Stated task: Return the lines below that carry the word "name".

Provided data:
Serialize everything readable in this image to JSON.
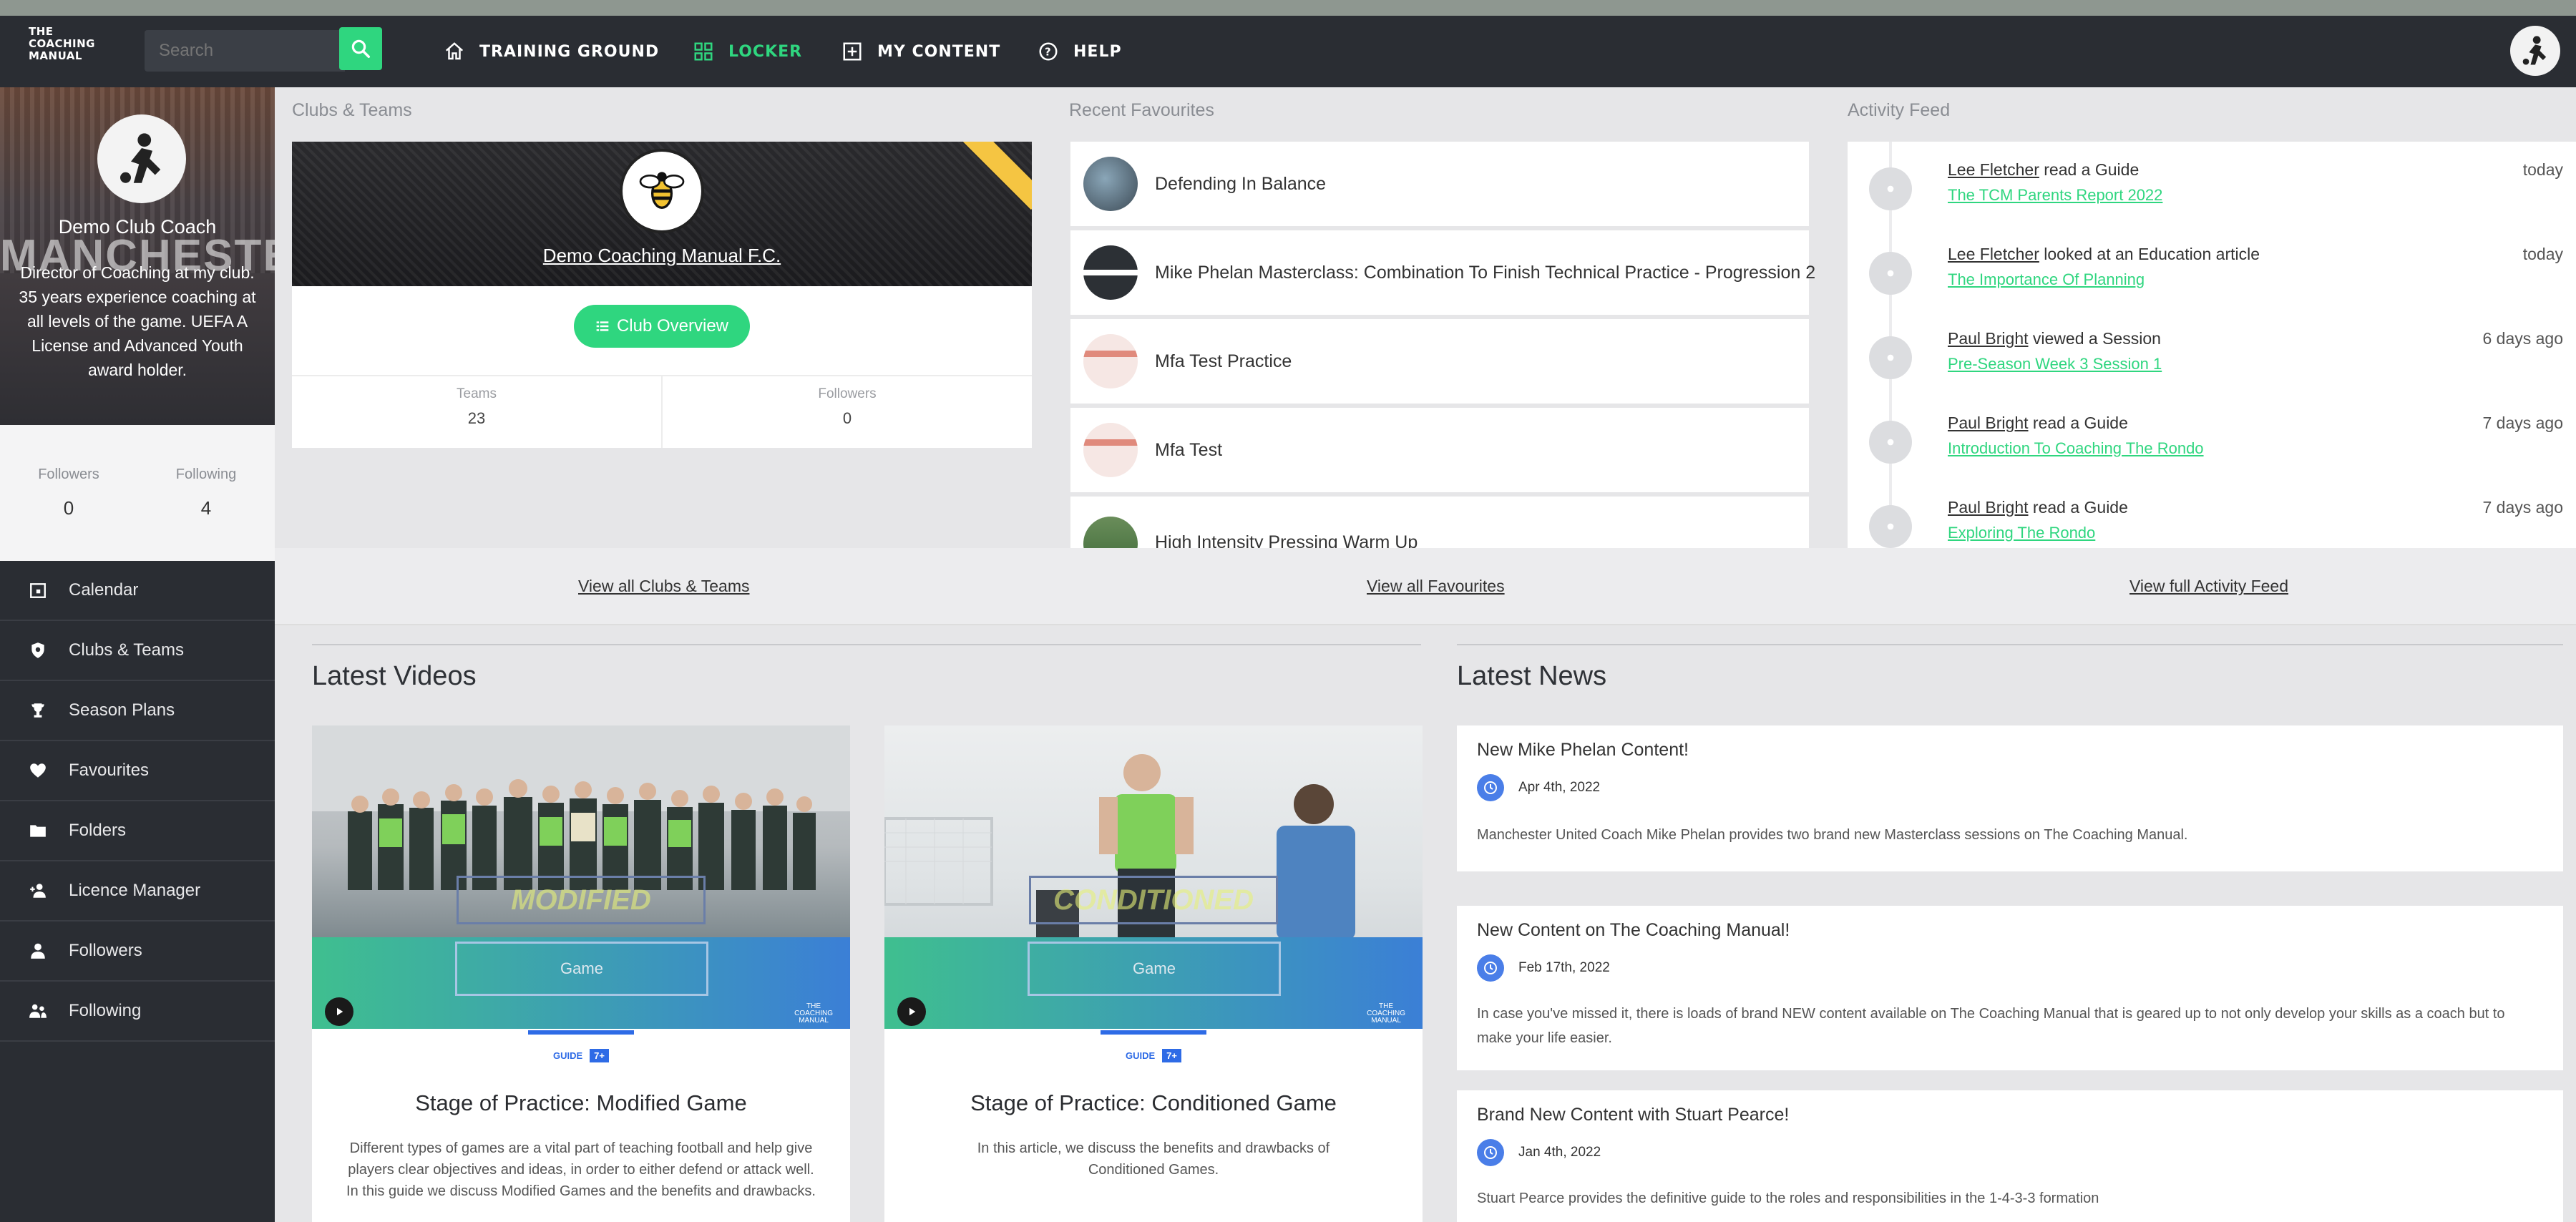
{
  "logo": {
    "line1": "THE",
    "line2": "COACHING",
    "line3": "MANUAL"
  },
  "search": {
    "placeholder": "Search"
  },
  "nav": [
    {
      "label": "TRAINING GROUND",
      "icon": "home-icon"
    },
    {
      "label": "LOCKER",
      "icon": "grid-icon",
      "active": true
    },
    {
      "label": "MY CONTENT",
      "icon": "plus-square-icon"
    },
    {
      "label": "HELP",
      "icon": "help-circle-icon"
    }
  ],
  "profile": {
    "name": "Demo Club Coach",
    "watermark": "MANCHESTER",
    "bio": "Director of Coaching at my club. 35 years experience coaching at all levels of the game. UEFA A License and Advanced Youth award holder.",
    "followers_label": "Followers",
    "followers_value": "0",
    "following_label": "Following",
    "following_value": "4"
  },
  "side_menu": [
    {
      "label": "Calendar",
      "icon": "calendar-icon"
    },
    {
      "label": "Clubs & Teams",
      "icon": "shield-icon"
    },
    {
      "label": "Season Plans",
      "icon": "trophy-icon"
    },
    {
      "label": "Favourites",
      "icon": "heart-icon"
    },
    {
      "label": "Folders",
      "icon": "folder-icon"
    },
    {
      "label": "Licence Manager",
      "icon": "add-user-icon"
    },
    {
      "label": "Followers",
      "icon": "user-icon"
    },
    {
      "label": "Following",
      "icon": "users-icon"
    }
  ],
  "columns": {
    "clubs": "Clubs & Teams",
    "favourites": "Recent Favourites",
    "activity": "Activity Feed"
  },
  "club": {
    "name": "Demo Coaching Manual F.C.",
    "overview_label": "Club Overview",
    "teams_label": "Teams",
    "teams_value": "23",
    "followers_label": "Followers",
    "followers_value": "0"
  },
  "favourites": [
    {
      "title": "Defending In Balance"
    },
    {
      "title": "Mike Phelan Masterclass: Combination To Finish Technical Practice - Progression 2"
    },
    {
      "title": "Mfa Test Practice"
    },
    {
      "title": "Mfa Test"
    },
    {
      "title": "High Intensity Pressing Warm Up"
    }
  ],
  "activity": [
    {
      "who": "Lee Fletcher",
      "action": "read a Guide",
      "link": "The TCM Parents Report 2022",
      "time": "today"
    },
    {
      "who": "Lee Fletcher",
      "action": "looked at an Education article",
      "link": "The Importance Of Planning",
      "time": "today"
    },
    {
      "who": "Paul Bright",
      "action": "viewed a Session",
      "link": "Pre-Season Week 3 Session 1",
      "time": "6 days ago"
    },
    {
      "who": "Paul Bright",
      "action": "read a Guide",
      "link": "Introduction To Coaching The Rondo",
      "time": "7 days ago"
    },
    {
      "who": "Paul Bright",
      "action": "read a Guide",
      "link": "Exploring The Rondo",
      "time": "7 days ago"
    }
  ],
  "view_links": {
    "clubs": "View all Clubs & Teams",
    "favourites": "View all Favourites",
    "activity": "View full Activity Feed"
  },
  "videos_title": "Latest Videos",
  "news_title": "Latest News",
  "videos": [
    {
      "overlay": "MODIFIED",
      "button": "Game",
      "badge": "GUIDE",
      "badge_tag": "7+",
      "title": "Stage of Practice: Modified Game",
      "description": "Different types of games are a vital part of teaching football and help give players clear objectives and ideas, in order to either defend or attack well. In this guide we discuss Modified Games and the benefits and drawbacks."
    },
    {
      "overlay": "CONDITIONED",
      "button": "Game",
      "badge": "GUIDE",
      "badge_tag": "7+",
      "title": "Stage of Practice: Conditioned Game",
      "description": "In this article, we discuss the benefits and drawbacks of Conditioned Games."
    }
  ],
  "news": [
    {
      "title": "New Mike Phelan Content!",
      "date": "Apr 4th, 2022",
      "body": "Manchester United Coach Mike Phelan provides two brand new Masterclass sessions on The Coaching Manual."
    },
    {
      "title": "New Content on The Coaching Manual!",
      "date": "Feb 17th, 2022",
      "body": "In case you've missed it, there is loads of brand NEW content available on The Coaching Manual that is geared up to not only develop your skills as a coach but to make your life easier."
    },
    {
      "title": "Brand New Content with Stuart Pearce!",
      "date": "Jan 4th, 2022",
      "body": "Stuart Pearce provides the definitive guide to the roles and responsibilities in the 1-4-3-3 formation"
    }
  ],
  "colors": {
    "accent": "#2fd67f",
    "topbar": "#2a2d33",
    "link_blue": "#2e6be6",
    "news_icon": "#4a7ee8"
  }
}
* * *
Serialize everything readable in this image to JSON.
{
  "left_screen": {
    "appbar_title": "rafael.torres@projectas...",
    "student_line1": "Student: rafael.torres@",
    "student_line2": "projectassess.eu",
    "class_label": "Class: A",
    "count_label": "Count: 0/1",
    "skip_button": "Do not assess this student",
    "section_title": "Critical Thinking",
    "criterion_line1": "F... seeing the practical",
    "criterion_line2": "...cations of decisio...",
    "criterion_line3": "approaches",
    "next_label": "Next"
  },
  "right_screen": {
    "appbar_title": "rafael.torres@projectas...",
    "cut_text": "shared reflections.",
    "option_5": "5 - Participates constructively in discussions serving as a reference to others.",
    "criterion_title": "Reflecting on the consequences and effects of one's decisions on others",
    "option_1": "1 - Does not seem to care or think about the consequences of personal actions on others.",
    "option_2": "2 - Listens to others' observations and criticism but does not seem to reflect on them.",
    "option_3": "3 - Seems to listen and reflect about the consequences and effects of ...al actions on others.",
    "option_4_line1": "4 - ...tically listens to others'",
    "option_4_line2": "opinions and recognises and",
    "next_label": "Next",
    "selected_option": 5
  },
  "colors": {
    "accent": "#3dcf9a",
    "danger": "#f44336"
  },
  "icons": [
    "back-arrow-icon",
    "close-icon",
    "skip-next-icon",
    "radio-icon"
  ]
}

Reply:
    "name": "Demo Club Coach",
    "name": "Demo Coaching Manual F.C.",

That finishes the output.